● **Given request**: Scan the data beneath this task and copy each line that includes "тебя".

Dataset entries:
+++++

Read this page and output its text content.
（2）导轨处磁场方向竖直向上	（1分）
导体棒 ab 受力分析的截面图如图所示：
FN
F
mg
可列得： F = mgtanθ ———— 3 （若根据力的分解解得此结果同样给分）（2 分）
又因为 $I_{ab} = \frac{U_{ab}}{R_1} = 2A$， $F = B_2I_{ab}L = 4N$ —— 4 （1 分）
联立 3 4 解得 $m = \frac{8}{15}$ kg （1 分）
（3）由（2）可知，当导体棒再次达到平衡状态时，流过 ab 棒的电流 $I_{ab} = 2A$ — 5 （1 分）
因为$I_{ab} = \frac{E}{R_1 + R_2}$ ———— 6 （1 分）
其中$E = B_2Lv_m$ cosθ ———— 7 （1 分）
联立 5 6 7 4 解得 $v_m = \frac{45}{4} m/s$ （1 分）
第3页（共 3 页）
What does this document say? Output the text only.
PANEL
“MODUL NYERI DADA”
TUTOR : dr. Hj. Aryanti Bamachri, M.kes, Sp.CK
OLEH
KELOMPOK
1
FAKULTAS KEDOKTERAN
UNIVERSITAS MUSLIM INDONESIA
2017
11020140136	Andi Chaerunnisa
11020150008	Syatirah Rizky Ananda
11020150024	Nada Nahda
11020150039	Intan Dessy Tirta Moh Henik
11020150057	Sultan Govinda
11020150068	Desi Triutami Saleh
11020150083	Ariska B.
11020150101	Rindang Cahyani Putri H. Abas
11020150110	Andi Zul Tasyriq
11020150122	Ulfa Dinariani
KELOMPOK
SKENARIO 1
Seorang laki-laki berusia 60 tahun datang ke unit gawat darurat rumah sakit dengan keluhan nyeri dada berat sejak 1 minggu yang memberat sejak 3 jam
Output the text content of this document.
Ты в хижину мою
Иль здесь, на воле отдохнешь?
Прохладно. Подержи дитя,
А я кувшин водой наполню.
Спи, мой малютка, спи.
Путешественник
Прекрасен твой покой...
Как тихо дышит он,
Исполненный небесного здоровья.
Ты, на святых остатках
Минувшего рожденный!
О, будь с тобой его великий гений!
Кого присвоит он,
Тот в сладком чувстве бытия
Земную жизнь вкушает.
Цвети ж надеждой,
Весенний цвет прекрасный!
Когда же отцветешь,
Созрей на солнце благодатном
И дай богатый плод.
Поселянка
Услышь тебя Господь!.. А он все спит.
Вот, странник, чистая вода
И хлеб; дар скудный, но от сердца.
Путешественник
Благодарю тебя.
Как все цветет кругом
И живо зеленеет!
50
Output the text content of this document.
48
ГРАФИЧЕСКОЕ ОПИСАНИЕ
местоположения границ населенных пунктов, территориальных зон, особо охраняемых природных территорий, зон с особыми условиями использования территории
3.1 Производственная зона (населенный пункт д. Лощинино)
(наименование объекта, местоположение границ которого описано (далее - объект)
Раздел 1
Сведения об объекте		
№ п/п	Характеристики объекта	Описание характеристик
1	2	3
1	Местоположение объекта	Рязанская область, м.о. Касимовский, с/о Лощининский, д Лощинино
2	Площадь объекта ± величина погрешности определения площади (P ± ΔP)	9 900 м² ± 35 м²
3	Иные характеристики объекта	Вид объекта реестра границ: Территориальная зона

+++++

● **Task answer**:
Услышь тебя Господь!.. А он все спит.
Благодарю тебя.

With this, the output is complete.